— Start of RECORDS FOR PROCESSING —

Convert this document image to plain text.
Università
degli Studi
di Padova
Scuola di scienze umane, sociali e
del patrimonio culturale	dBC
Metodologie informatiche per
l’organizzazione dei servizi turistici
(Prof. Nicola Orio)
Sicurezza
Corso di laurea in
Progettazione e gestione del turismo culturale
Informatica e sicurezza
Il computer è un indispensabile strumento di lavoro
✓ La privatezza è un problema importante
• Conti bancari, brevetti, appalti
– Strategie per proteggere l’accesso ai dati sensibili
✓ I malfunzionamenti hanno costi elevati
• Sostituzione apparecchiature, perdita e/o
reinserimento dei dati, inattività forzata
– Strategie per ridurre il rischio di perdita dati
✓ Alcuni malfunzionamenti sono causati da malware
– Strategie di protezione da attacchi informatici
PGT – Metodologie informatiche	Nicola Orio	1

— End of RECORDS FOR PROCESSING —

#### [DIRECTION]
Extract the listing in its entirety and repeat it exactly.

#### [ANSWER TO THIS PROBLEM]
Convert this document image to plain text.
Università
degli Studi
di Padova
Scuola di scienze umane, sociali e
del patrimonio culturale	dBC
Metodologie informatiche per
l’organizzazione dei servizi turistici
(Prof. Nicola Orio)
Sicurezza
Corso di laurea in
Progettazione e gestione del turismo culturale
Informatica e sicurezza
Il computer è un indispensabile strumento di lavoro
✓ La privatezza è un problema importante
• Conti bancari, brevetti, appalti
– Strategie per proteggere l’accesso ai dati sensibili
✓ I malfunzionamenti hanno costi elevati
• Sostituzione apparecchiature, perdita e/o
reinserimento dei dati, inattività forzata
– Strategie per ridurre il rischio di perdita dati
✓ Alcuni malfunzionamenti sono causati da malware
– Strategie di protezione da attacchi informatici
PGT – Metodologie informatiche	Nicola Orio	1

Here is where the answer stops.